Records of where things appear
⁂
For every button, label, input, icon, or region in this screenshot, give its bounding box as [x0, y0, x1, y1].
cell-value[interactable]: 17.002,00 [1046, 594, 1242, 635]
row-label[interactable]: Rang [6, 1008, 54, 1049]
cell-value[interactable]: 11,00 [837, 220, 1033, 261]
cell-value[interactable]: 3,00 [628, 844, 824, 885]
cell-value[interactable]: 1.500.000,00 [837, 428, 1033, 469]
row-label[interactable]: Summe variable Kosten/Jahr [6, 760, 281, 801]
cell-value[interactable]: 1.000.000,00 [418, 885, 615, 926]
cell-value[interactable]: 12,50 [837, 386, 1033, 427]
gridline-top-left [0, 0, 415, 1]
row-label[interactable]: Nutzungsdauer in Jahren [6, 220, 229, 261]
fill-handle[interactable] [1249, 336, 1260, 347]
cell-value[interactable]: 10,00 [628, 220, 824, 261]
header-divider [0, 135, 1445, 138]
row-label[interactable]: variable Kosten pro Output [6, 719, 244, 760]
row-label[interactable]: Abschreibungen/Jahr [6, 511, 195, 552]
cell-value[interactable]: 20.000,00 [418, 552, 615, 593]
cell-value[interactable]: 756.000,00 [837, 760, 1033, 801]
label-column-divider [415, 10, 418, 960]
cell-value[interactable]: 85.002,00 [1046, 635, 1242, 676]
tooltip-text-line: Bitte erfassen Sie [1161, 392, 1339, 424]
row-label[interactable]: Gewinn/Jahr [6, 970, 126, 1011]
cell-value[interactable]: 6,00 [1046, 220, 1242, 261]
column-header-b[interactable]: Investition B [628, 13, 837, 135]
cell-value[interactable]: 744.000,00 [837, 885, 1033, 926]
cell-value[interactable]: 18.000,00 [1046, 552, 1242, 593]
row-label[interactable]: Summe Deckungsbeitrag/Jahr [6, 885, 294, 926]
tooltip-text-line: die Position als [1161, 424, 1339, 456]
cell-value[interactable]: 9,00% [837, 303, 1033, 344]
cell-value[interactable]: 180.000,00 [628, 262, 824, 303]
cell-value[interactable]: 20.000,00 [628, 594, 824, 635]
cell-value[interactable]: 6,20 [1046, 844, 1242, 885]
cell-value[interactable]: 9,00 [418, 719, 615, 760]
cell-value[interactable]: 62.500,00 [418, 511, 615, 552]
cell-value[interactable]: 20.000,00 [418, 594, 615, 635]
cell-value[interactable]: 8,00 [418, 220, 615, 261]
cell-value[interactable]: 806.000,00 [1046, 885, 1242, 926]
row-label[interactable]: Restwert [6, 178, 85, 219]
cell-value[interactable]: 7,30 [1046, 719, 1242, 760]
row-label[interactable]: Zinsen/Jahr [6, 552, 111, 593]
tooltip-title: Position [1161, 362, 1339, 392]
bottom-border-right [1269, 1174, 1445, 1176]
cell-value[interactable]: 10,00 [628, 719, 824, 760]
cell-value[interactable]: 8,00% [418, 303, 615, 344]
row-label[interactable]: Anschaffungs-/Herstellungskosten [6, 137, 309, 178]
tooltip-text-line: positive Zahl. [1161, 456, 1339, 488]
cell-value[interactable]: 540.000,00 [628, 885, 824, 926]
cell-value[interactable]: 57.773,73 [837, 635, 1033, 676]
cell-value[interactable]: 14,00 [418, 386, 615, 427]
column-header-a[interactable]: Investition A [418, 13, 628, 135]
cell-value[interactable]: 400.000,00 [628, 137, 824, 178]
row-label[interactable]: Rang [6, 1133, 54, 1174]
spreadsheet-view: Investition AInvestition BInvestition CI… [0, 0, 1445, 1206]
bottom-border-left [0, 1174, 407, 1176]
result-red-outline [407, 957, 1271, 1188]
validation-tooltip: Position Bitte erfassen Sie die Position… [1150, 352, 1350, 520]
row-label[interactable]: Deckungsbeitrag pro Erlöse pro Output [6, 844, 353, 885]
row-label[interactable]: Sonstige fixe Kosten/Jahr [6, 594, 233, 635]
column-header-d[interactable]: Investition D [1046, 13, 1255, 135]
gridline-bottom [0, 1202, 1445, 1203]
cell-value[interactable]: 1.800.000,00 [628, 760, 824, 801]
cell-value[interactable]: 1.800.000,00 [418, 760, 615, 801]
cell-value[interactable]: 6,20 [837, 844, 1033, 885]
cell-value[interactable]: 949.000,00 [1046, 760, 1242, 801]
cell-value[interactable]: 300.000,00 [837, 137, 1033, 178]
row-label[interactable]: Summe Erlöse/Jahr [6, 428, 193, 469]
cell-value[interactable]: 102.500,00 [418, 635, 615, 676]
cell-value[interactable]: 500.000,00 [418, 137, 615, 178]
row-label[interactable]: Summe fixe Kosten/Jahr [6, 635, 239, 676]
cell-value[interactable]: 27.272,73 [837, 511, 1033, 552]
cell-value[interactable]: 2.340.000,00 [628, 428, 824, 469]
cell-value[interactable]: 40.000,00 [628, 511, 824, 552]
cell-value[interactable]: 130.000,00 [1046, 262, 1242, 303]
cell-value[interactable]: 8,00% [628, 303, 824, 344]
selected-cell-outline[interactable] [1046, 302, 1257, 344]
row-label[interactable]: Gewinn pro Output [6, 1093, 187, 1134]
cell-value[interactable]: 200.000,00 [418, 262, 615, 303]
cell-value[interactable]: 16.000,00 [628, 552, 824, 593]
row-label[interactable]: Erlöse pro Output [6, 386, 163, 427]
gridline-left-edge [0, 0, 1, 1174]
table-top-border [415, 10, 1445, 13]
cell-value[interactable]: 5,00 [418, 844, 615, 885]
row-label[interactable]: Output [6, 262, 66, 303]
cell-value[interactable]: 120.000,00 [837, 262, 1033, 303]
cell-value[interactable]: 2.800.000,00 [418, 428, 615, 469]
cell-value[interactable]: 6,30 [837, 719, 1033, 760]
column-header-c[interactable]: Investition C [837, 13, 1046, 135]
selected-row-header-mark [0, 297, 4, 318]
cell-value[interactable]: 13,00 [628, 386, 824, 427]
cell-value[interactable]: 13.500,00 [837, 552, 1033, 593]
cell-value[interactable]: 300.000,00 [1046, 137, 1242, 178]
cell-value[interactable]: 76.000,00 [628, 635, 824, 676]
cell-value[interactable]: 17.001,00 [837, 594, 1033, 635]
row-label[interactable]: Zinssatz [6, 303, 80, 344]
⁂
WHAT THE EXERCISE ASKS -
Write out all of the items above again, changing every "row-label" to "row-name" and leaving everything else the same.

FINISHED ANSWER -
For every button, label, input, icon, or region in this screenshot, give its bounding box as [x0, y0, x1, y1].
cell-value[interactable]: 17.002,00 [1046, 594, 1242, 635]
row-name[interactable]: Rang [6, 1008, 54, 1049]
cell-value[interactable]: 11,00 [837, 220, 1033, 261]
cell-value[interactable]: 3,00 [628, 844, 824, 885]
cell-value[interactable]: 1.500.000,00 [837, 428, 1033, 469]
row-name[interactable]: Summe variable Kosten/Jahr [6, 760, 281, 801]
cell-value[interactable]: 1.000.000,00 [418, 885, 615, 926]
cell-value[interactable]: 12,50 [837, 386, 1033, 427]
gridline-top-left [0, 0, 415, 1]
row-name[interactable]: Nutzungsdauer in Jahren [6, 220, 229, 261]
fill-handle[interactable] [1249, 336, 1260, 347]
cell-value[interactable]: 10,00 [628, 220, 824, 261]
header-divider [0, 135, 1445, 138]
row-name[interactable]: variable Kosten pro Output [6, 719, 244, 760]
row-name[interactable]: Abschreibungen/Jahr [6, 511, 195, 552]
cell-value[interactable]: 20.000,00 [418, 552, 615, 593]
cell-value[interactable]: 756.000,00 [837, 760, 1033, 801]
label-column-divider [415, 10, 418, 960]
cell-value[interactable]: 85.002,00 [1046, 635, 1242, 676]
tooltip-text-line: Bitte erfassen Sie [1161, 392, 1339, 424]
row-name[interactable]: Gewinn/Jahr [6, 970, 126, 1011]
cell-value[interactable]: 6,00 [1046, 220, 1242, 261]
column-header-b[interactable]: Investition B [628, 13, 837, 135]
cell-value[interactable]: 744.000,00 [837, 885, 1033, 926]
cell-value[interactable]: 18.000,00 [1046, 552, 1242, 593]
row-name[interactable]: Summe Deckungsbeitrag/Jahr [6, 885, 294, 926]
tooltip-text-line: die Position als [1161, 424, 1339, 456]
cell-value[interactable]: 9,00% [837, 303, 1033, 344]
cell-value[interactable]: 180.000,00 [628, 262, 824, 303]
cell-value[interactable]: 20.000,00 [628, 594, 824, 635]
cell-value[interactable]: 6,20 [1046, 844, 1242, 885]
cell-value[interactable]: 9,00 [418, 719, 615, 760]
cell-value[interactable]: 62.500,00 [418, 511, 615, 552]
cell-value[interactable]: 20.000,00 [418, 594, 615, 635]
cell-value[interactable]: 8,00 [418, 220, 615, 261]
cell-value[interactable]: 806.000,00 [1046, 885, 1242, 926]
row-name[interactable]: Restwert [6, 178, 85, 219]
cell-value[interactable]: 7,30 [1046, 719, 1242, 760]
row-name[interactable]: Zinsen/Jahr [6, 552, 111, 593]
tooltip-title: Position [1161, 362, 1339, 392]
bottom-border-right [1269, 1174, 1445, 1176]
cell-value[interactable]: 10,00 [628, 719, 824, 760]
cell-value[interactable]: 8,00% [418, 303, 615, 344]
row-name[interactable]: Anschaffungs-/Herstellungskosten [6, 137, 309, 178]
tooltip-text-line: positive Zahl. [1161, 456, 1339, 488]
cell-value[interactable]: 540.000,00 [628, 885, 824, 926]
cell-value[interactable]: 57.773,73 [837, 635, 1033, 676]
cell-value[interactable]: 14,00 [418, 386, 615, 427]
column-header-a[interactable]: Investition A [418, 13, 628, 135]
cell-value[interactable]: 400.000,00 [628, 137, 824, 178]
row-name[interactable]: Rang [6, 1133, 54, 1174]
spreadsheet-view: Investition AInvestition BInvestition CI… [0, 0, 1445, 1206]
bottom-border-left [0, 1174, 407, 1176]
result-red-outline [407, 957, 1271, 1188]
validation-tooltip: Position Bitte erfassen Sie die Position… [1150, 352, 1350, 520]
row-name[interactable]: Deckungsbeitrag pro Erlöse pro Output [6, 844, 353, 885]
row-name[interactable]: Sonstige fixe Kosten/Jahr [6, 594, 233, 635]
column-header-d[interactable]: Investition D [1046, 13, 1255, 135]
gridline-bottom [0, 1202, 1445, 1203]
cell-value[interactable]: 1.800.000,00 [628, 760, 824, 801]
cell-value[interactable]: 1.800.000,00 [418, 760, 615, 801]
cell-value[interactable]: 6,20 [837, 844, 1033, 885]
cell-value[interactable]: 949.000,00 [1046, 760, 1242, 801]
cell-value[interactable]: 300.000,00 [837, 137, 1033, 178]
row-name[interactable]: Summe Erlöse/Jahr [6, 428, 193, 469]
cell-value[interactable]: 102.500,00 [418, 635, 615, 676]
cell-value[interactable]: 500.000,00 [418, 137, 615, 178]
row-name[interactable]: Summe fixe Kosten/Jahr [6, 635, 239, 676]
cell-value[interactable]: 27.272,73 [837, 511, 1033, 552]
cell-value[interactable]: 2.340.000,00 [628, 428, 824, 469]
cell-value[interactable]: 40.000,00 [628, 511, 824, 552]
cell-value[interactable]: 130.000,00 [1046, 262, 1242, 303]
cell-value[interactable]: 8,00% [628, 303, 824, 344]
selected-cell-outline[interactable] [1046, 302, 1257, 344]
row-name[interactable]: Gewinn pro Output [6, 1093, 187, 1134]
cell-value[interactable]: 200.000,00 [418, 262, 615, 303]
cell-value[interactable]: 16.000,00 [628, 552, 824, 593]
row-name[interactable]: Erlöse pro Output [6, 386, 163, 427]
gridline-left-edge [0, 0, 1, 1174]
table-top-border [415, 10, 1445, 13]
cell-value[interactable]: 5,00 [418, 844, 615, 885]
row-name[interactable]: Output [6, 262, 66, 303]
cell-value[interactable]: 120.000,00 [837, 262, 1033, 303]
cell-value[interactable]: 2.800.000,00 [418, 428, 615, 469]
cell-value[interactable]: 6,30 [837, 719, 1033, 760]
column-header-c[interactable]: Investition C [837, 13, 1046, 135]
selected-row-header-mark [0, 297, 4, 318]
cell-value[interactable]: 13,00 [628, 386, 824, 427]
cell-value[interactable]: 13.500,00 [837, 552, 1033, 593]
cell-value[interactable]: 300.000,00 [1046, 137, 1242, 178]
cell-value[interactable]: 76.000,00 [628, 635, 824, 676]
cell-value[interactable]: 17.001,00 [837, 594, 1033, 635]
row-name[interactable]: Zinssatz [6, 303, 80, 344]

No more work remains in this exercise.